**AIM OF THE TASK**
Which lines of the records contain "Сжатие"? Collect every one of them.

[Stored data]
=-=-=-=-=
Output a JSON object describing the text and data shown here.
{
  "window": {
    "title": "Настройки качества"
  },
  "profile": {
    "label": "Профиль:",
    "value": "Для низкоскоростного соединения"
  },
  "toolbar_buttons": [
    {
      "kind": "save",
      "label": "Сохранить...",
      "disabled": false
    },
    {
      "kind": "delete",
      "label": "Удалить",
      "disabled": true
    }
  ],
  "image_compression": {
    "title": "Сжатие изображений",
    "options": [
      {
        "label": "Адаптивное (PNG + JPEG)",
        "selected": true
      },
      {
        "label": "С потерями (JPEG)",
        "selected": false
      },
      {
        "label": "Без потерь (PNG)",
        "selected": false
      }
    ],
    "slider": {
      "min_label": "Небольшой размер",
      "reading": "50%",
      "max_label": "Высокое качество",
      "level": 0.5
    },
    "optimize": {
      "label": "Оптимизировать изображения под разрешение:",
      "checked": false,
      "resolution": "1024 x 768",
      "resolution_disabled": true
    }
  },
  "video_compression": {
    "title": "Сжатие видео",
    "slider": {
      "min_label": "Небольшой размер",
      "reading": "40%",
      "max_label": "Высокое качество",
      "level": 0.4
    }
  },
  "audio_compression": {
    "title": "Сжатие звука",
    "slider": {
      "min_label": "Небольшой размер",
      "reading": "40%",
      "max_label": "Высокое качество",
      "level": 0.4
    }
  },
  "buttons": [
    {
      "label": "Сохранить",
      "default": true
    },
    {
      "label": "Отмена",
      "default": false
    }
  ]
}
=-=-=-=-=
**SOLUTION TO THIS PROBLEM**
    "title": "Сжатие изображений",
    "title": "Сжатие видео",
    "title": "Сжатие звука",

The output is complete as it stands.